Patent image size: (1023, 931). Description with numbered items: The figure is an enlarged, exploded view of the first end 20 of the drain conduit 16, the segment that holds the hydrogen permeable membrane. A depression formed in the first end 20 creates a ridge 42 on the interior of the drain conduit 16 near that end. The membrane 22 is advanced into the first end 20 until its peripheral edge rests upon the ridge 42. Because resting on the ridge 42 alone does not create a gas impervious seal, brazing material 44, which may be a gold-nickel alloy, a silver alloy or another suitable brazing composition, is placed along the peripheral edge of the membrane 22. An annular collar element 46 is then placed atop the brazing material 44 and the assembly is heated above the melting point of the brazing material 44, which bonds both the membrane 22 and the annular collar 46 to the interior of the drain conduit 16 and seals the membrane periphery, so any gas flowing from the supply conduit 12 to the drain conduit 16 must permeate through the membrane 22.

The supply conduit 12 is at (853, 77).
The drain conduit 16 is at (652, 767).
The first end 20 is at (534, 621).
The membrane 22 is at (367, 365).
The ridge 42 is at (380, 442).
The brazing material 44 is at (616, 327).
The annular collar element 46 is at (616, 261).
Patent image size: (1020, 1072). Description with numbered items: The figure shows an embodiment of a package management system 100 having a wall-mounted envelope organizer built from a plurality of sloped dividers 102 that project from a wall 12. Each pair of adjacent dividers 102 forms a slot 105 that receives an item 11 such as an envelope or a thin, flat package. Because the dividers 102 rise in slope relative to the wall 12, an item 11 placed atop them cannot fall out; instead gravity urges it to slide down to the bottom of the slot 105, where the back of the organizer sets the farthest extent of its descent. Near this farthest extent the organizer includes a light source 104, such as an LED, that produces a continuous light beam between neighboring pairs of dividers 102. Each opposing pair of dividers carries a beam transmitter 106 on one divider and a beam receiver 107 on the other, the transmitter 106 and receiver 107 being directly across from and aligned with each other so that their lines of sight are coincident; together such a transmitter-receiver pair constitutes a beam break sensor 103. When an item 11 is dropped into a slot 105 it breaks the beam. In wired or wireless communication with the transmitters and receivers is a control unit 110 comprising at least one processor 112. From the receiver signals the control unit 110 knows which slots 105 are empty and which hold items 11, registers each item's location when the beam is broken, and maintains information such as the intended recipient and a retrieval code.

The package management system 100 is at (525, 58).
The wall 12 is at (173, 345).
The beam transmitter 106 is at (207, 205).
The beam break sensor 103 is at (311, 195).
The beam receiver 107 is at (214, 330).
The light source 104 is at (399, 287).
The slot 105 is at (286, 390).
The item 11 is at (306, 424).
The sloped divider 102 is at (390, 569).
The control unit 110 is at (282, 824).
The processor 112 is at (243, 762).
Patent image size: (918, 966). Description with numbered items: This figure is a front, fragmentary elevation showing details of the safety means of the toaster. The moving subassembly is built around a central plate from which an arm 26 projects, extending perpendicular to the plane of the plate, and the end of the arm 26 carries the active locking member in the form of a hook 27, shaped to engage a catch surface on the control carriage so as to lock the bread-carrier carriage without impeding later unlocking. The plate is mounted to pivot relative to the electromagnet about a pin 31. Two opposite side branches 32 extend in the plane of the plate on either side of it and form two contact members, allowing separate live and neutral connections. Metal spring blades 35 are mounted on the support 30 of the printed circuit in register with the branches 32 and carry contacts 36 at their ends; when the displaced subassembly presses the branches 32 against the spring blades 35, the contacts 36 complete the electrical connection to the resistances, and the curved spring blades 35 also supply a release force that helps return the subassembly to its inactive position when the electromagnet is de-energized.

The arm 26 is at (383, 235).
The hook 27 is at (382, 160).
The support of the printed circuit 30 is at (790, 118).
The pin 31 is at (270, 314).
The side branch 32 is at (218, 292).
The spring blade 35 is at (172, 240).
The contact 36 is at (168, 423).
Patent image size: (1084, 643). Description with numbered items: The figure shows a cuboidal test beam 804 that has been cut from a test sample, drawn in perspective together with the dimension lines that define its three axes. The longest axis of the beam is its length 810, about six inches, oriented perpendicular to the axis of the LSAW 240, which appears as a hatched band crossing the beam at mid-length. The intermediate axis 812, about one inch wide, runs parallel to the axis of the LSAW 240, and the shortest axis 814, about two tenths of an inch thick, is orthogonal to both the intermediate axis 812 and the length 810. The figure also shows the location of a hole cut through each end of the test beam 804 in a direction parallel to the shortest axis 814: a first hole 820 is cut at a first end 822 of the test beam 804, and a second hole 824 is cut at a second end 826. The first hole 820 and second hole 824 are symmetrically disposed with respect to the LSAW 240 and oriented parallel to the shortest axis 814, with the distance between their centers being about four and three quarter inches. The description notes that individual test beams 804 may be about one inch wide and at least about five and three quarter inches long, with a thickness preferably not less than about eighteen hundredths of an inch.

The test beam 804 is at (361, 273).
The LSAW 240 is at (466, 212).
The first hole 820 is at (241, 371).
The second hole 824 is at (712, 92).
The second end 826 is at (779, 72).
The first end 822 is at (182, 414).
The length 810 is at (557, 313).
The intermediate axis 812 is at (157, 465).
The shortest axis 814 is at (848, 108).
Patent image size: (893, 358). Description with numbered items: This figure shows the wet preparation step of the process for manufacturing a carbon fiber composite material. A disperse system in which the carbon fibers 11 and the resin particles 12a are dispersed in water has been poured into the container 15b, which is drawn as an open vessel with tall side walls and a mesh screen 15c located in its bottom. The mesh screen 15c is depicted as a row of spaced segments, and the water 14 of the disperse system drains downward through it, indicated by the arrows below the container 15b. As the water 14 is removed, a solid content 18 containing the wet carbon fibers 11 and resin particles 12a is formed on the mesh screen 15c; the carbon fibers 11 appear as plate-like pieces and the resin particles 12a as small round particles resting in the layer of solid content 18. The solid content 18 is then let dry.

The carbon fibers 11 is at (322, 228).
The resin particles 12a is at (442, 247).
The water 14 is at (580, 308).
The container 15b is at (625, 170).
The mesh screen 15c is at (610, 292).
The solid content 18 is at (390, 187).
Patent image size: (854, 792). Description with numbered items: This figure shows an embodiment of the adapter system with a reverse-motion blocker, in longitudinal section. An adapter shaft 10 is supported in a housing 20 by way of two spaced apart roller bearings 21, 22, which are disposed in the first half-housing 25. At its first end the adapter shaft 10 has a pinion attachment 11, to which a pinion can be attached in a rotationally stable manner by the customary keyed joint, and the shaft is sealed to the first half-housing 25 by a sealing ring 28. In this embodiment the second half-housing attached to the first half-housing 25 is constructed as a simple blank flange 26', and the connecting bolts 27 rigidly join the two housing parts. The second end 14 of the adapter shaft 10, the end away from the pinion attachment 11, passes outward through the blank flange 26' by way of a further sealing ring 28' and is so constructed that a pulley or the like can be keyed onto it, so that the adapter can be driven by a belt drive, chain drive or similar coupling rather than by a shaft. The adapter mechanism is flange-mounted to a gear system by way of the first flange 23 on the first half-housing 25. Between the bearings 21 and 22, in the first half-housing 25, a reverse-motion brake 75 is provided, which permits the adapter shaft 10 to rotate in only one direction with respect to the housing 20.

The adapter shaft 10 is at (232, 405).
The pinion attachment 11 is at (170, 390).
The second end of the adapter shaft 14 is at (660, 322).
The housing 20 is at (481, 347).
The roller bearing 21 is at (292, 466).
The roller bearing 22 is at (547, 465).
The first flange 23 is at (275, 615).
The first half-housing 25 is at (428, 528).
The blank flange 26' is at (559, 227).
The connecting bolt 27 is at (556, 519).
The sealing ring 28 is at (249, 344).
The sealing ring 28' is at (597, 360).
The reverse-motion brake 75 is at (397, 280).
******
**YOUR TASK**
Reproduce the listing above with every "Description with numbered items" swapped for "Numbered-item description", leaving everything else unchanged.

**TASK OUTPUT**
Patent image size: (1023, 931). Numbered-item description: The figure is an enlarged, exploded view of the first end 20 of the drain conduit 16, the segment that holds the hydrogen permeable membrane. A depression formed in the first end 20 creates a ridge 42 on the interior of the drain conduit 16 near that end. The membrane 22 is advanced into the first end 20 until its peripheral edge rests upon the ridge 42. Because resting on the ridge 42 alone does not create a gas impervious seal, brazing material 44, which may be a gold-nickel alloy, a silver alloy or another suitable brazing composition, is placed along the peripheral edge of the membrane 22. An annular collar element 46 is then placed atop the brazing material 44 and the assembly is heated above the melting point of the brazing material 44, which bonds both the membrane 22 and the annular collar 46 to the interior of the drain conduit 16 and seals the membrane periphery, so any gas flowing from the supply conduit 12 to the drain conduit 16 must permeate through the membrane 22.

The supply conduit 12 is at (853, 77).
The drain conduit 16 is at (652, 767).
The first end 20 is at (534, 621).
The membrane 22 is at (367, 365).
The ridge 42 is at (380, 442).
The brazing material 44 is at (616, 327).
The annular collar element 46 is at (616, 261).
Patent image size: (1020, 1072). Numbered-item description: The figure shows an embodiment of a package management system 100 having a wall-mounted envelope organizer built from a plurality of sloped dividers 102 that project from a wall 12. Each pair of adjacent dividers 102 forms a slot 105 that receives an item 11 such as an envelope or a thin, flat package. Because the dividers 102 rise in slope relative to the wall 12, an item 11 placed atop them cannot fall out; instead gravity urges it to slide down to the bottom of the slot 105, where the back of the organizer sets the farthest extent of its descent. Near this farthest extent the organizer includes a light source 104, such as an LED, that produces a continuous light beam between neighboring pairs of dividers 102. Each opposing pair of dividers carries a beam transmitter 106 on one divider and a beam receiver 107 on the other, the transmitter 106 and receiver 107 being directly across from and aligned with each other so that their lines of sight are coincident; together such a transmitter-receiver pair constitutes a beam break sensor 103. When an item 11 is dropped into a slot 105 it breaks the beam. In wired or wireless communication with the transmitters and receivers is a control unit 110 comprising at least one processor 112. From the receiver signals the control unit 110 knows which slots 105 are empty and which hold items 11, registers each item's location when the beam is broken, and maintains information such as the intended recipient and a retrieval code.

The package management system 100 is at (525, 58).
The wall 12 is at (173, 345).
The beam transmitter 106 is at (207, 205).
The beam break sensor 103 is at (311, 195).
The beam receiver 107 is at (214, 330).
The light source 104 is at (399, 287).
The slot 105 is at (286, 390).
The item 11 is at (306, 424).
The sloped divider 102 is at (390, 569).
The control unit 110 is at (282, 824).
The processor 112 is at (243, 762).
Patent image size: (918, 966). Numbered-item description: This figure is a front, fragmentary elevation showing details of the safety means of the toaster. The moving subassembly is built around a central plate from which an arm 26 projects, extending perpendicular to the plane of the plate, and the end of the arm 26 carries the active locking member in the form of a hook 27, shaped to engage a catch surface on the control carriage so as to lock the bread-carrier carriage without impeding later unlocking. The plate is mounted to pivot relative to the electromagnet about a pin 31. Two opposite side branches 32 extend in the plane of the plate on either side of it and form two contact members, allowing separate live and neutral connections. Metal spring blades 35 are mounted on the support 30 of the printed circuit in register with the branches 32 and carry contacts 36 at their ends; when the displaced subassembly presses the branches 32 against the spring blades 35, the contacts 36 complete the electrical connection to the resistances, and the curved spring blades 35 also supply a release force that helps return the subassembly to its inactive position when the electromagnet is de-energized.

The arm 26 is at (383, 235).
The hook 27 is at (382, 160).
The support of the printed circuit 30 is at (790, 118).
The pin 31 is at (270, 314).
The side branch 32 is at (218, 292).
The spring blade 35 is at (172, 240).
The contact 36 is at (168, 423).
Patent image size: (1084, 643). Numbered-item description: The figure shows a cuboidal test beam 804 that has been cut from a test sample, drawn in perspective together with the dimension lines that define its three axes. The longest axis of the beam is its length 810, about six inches, oriented perpendicular to the axis of the LSAW 240, which appears as a hatched band crossing the beam at mid-length. The intermediate axis 812, about one inch wide, runs parallel to the axis of the LSAW 240, and the shortest axis 814, about two tenths of an inch thick, is orthogonal to both the intermediate axis 812 and the length 810. The figure also shows the location of a hole cut through each end of the test beam 804 in a direction parallel to the shortest axis 814: a first hole 820 is cut at a first end 822 of the test beam 804, and a second hole 824 is cut at a second end 826. The first hole 820 and second hole 824 are symmetrically disposed with respect to the LSAW 240 and oriented parallel to the shortest axis 814, with the distance between their centers being about four and three quarter inches. The description notes that individual test beams 804 may be about one inch wide and at least about five and three quarter inches long, with a thickness preferably not less than about eighteen hundredths of an inch.

The test beam 804 is at (361, 273).
The LSAW 240 is at (466, 212).
The first hole 820 is at (241, 371).
The second hole 824 is at (712, 92).
The second end 826 is at (779, 72).
The first end 822 is at (182, 414).
The length 810 is at (557, 313).
The intermediate axis 812 is at (157, 465).
The shortest axis 814 is at (848, 108).
Patent image size: (893, 358). Numbered-item description: This figure shows the wet preparation step of the process for manufacturing a carbon fiber composite material. A disperse system in which the carbon fibers 11 and the resin particles 12a are dispersed in water has been poured into the container 15b, which is drawn as an open vessel with tall side walls and a mesh screen 15c located in its bottom. The mesh screen 15c is depicted as a row of spaced segments, and the water 14 of the disperse system drains downward through it, indicated by the arrows below the container 15b. As the water 14 is removed, a solid content 18 containing the wet carbon fibers 11 and resin particles 12a is formed on the mesh screen 15c; the carbon fibers 11 appear as plate-like pieces and the resin particles 12a as small round particles resting in the layer of solid content 18. The solid content 18 is then let dry.

The carbon fibers 11 is at (322, 228).
The resin particles 12a is at (442, 247).
The water 14 is at (580, 308).
The container 15b is at (625, 170).
The mesh screen 15c is at (610, 292).
The solid content 18 is at (390, 187).
Patent image size: (854, 792). Numbered-item description: This figure shows an embodiment of the adapter system with a reverse-motion blocker, in longitudinal section. An adapter shaft 10 is supported in a housing 20 by way of two spaced apart roller bearings 21, 22, which are disposed in the first half-housing 25. At its first end the adapter shaft 10 has a pinion attachment 11, to which a pinion can be attached in a rotationally stable manner by the customary keyed joint, and the shaft is sealed to the first half-housing 25 by a sealing ring 28. In this embodiment the second half-housing attached to the first half-housing 25 is constructed as a simple blank flange 26', and the connecting bolts 27 rigidly join the two housing parts. The second end 14 of the adapter shaft 10, the end away from the pinion attachment 11, passes outward through the blank flange 26' by way of a further sealing ring 28' and is so constructed that a pulley or the like can be keyed onto it, so that the adapter can be driven by a belt drive, chain drive or similar coupling rather than by a shaft. The adapter mechanism is flange-mounted to a gear system by way of the first flange 23 on the first half-housing 25. Between the bearings 21 and 22, in the first half-housing 25, a reverse-motion brake 75 is provided, which permits the adapter shaft 10 to rotate in only one direction with respect to the housing 20.

The adapter shaft 10 is at (232, 405).
The pinion attachment 11 is at (170, 390).
The second end of the adapter shaft 14 is at (660, 322).
The housing 20 is at (481, 347).
The roller bearing 21 is at (292, 466).
The roller bearing 22 is at (547, 465).
The first flange 23 is at (275, 615).
The first half-housing 25 is at (428, 528).
The blank flange 26' is at (559, 227).
The connecting bolt 27 is at (556, 519).
The sealing ring 28 is at (249, 344).
The sealing ring 28' is at (597, 360).
The reverse-motion brake 75 is at (397, 280).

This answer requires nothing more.